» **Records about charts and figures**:
>> Start
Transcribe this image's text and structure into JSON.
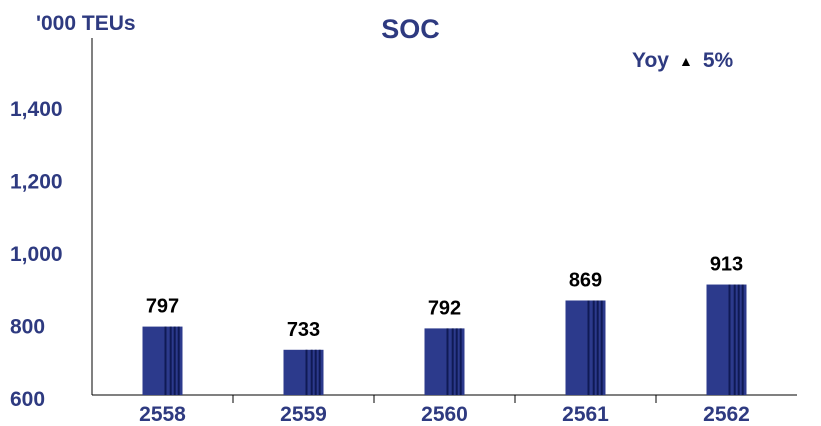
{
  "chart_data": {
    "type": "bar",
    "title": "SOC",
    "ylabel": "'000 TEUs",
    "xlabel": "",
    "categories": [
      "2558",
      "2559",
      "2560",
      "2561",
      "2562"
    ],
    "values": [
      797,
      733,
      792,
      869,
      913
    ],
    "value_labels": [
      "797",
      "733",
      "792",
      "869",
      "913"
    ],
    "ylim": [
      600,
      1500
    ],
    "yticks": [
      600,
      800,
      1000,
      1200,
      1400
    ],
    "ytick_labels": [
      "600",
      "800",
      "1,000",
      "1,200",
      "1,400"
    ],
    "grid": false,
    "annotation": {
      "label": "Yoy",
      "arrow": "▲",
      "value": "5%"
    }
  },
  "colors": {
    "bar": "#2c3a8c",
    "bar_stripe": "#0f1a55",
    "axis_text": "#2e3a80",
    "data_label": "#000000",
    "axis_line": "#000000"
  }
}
>> End
>> Start
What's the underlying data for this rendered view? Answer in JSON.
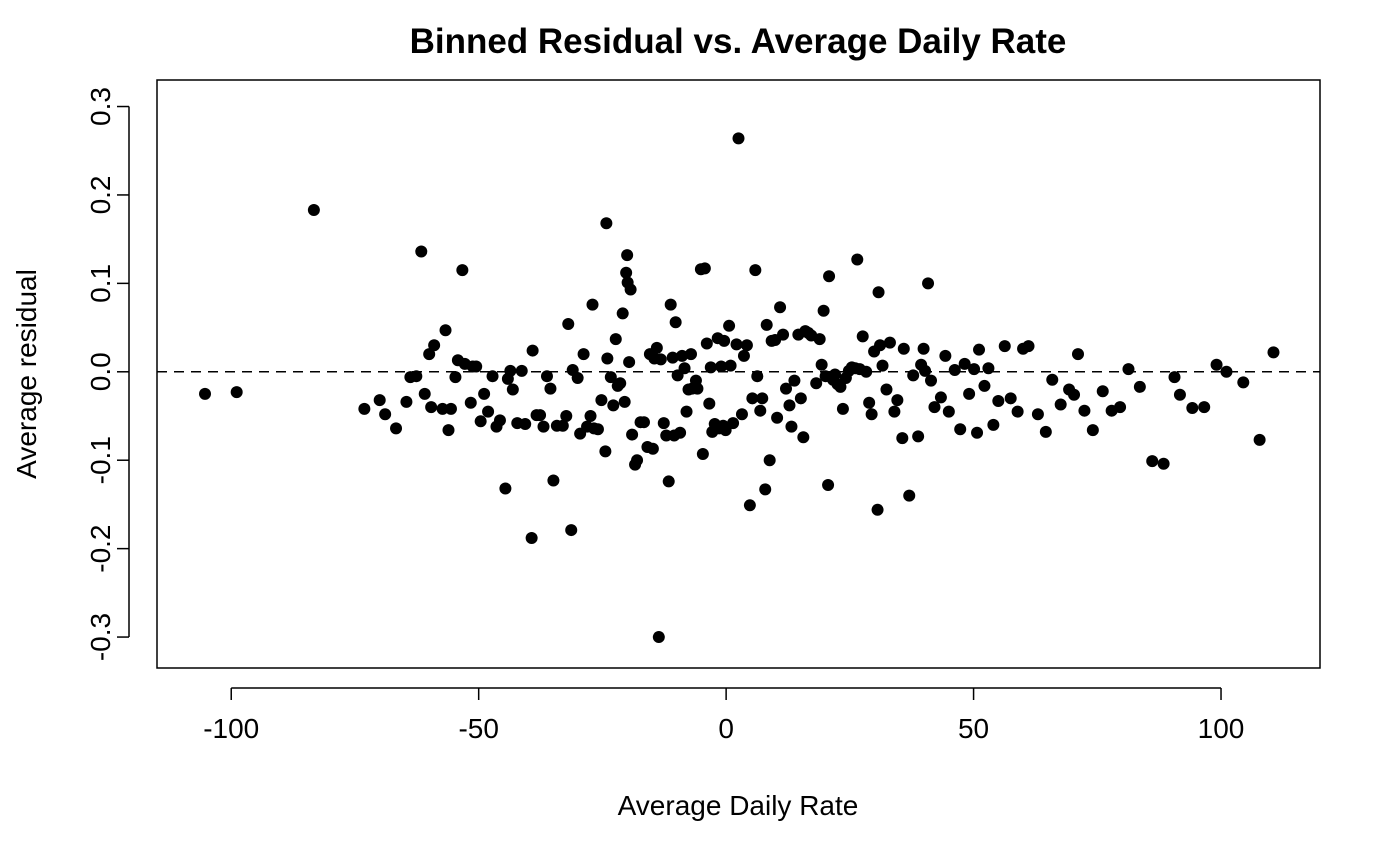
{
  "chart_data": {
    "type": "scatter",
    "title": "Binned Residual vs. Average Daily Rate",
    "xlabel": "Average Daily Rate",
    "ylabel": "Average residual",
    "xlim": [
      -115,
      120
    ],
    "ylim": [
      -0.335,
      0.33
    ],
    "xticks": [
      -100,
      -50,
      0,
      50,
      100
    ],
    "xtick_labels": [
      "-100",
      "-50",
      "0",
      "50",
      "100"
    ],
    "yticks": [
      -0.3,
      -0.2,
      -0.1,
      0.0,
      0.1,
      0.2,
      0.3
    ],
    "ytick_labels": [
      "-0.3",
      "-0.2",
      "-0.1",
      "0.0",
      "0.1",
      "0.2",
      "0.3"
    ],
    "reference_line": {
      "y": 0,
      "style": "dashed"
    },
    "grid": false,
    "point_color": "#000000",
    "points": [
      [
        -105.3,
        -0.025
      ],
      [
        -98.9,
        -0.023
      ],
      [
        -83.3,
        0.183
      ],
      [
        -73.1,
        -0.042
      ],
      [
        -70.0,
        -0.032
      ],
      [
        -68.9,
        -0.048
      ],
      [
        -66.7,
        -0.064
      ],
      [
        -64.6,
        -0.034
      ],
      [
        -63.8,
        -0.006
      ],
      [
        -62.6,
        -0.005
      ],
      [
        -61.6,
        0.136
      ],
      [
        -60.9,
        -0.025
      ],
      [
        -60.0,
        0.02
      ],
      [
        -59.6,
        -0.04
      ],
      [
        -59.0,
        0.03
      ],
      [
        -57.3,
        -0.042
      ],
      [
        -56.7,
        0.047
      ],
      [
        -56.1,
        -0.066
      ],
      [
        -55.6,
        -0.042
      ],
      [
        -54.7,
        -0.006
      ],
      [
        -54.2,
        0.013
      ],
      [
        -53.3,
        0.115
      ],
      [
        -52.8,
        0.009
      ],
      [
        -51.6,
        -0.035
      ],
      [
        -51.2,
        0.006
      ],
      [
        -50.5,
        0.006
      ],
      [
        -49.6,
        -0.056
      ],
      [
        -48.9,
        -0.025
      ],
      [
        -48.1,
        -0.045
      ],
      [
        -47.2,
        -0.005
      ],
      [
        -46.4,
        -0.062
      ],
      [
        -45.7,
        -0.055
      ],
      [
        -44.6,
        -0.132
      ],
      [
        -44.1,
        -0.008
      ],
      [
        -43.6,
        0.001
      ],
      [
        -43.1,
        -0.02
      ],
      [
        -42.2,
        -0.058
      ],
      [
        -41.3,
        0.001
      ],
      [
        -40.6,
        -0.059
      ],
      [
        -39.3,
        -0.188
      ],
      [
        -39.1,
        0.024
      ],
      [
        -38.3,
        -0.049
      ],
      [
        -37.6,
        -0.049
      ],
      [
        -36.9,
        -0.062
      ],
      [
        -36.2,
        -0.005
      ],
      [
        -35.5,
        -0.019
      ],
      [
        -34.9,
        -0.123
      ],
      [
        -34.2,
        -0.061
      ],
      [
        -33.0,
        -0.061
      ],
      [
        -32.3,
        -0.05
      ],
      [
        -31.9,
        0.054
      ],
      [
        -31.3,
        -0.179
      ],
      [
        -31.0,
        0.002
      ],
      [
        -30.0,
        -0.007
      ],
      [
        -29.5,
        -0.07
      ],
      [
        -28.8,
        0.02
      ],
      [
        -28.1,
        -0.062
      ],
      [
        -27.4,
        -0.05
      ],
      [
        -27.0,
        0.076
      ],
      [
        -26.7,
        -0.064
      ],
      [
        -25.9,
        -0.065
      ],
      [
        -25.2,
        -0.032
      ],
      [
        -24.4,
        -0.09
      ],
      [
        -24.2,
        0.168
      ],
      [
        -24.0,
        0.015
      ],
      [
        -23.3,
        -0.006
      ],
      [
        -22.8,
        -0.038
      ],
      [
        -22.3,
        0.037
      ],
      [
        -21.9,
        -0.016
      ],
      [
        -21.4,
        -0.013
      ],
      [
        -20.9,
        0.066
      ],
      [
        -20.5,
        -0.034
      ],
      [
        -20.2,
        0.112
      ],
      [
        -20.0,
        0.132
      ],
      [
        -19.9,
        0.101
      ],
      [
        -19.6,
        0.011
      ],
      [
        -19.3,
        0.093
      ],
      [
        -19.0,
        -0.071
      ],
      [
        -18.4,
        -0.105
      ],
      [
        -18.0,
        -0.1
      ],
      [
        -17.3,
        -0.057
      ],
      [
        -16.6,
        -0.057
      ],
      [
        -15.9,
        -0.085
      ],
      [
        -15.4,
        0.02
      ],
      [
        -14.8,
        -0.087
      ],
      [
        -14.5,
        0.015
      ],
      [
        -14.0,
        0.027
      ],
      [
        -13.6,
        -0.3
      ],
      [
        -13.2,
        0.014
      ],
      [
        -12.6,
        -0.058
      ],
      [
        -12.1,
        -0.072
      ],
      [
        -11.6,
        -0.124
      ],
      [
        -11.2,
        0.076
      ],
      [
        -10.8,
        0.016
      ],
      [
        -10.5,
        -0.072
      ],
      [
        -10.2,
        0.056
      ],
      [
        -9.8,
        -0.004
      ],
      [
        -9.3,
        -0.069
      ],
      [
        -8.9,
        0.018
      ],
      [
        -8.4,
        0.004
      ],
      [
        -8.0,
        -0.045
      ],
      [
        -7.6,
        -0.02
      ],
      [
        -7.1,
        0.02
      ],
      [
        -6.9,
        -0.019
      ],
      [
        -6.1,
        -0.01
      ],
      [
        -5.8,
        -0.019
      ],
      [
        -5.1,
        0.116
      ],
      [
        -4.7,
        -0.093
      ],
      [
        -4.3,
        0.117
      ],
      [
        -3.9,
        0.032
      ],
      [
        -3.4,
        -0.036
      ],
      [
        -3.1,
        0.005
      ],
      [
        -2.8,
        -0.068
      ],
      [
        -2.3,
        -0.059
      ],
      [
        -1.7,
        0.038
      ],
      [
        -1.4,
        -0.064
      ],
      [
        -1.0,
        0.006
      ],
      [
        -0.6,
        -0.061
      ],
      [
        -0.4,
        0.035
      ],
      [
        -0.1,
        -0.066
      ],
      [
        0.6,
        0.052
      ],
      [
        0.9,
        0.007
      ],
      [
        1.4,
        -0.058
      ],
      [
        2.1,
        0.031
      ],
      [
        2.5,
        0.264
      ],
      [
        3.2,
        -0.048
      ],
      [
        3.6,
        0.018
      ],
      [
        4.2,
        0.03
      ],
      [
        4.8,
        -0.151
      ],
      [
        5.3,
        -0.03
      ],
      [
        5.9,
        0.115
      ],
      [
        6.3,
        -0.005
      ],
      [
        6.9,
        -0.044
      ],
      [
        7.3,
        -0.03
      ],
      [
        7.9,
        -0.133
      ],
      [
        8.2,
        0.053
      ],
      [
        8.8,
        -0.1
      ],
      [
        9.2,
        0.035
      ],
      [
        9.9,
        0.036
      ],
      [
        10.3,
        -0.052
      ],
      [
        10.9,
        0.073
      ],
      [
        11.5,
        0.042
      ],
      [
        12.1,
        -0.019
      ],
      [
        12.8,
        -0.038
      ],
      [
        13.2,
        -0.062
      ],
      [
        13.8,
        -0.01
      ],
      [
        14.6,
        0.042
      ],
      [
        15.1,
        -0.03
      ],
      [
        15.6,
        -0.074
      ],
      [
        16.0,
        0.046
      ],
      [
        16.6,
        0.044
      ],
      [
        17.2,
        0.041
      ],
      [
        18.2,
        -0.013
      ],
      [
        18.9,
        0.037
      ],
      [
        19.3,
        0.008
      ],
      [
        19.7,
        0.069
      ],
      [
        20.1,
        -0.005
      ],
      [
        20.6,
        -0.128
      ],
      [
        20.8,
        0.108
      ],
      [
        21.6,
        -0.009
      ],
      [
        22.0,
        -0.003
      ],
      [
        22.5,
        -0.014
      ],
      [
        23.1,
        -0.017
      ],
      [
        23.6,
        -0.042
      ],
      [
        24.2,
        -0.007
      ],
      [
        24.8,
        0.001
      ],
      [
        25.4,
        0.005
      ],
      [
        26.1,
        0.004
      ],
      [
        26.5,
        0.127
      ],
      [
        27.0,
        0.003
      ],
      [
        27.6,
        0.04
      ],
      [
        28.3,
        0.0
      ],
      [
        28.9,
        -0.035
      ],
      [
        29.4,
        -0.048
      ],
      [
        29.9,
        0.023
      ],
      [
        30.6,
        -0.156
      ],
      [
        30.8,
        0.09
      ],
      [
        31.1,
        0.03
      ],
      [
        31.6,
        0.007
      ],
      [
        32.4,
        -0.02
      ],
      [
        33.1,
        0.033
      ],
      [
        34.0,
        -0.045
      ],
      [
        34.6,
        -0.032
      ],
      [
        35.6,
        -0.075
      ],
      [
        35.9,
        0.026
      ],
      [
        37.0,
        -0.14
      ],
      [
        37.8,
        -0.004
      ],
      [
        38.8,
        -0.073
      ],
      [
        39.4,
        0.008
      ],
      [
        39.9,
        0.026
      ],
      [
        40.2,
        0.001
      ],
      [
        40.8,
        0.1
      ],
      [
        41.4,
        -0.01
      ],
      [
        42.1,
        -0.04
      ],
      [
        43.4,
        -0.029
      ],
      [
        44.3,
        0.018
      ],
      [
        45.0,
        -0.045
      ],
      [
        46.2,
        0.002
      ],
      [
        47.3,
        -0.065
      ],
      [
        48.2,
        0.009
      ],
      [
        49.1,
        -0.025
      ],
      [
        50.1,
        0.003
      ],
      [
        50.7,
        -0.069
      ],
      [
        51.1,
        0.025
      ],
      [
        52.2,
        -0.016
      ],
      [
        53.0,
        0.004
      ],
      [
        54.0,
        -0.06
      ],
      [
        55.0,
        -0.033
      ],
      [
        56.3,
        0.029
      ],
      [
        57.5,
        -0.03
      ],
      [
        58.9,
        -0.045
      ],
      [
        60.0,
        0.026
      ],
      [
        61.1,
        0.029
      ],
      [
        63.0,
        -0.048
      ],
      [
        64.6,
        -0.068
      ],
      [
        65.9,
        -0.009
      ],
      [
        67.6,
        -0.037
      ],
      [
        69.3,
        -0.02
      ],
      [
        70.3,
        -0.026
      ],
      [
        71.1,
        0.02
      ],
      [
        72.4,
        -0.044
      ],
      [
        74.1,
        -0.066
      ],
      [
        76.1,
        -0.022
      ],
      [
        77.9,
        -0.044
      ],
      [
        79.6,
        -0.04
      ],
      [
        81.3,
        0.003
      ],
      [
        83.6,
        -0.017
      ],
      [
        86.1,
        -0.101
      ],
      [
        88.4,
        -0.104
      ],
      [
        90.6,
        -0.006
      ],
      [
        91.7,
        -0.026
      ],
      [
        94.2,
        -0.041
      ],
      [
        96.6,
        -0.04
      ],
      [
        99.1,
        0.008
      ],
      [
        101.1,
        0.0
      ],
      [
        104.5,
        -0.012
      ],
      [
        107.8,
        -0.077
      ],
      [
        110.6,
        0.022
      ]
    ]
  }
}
>> End
» **TASK DESCRIPTION**:
Pick out the lines containing the string "Rate" and show them.

» **FINAL RESULT**:
    "title": "Binned Residual vs. Average Daily Rate",
    "xlabel": "Average Daily Rate",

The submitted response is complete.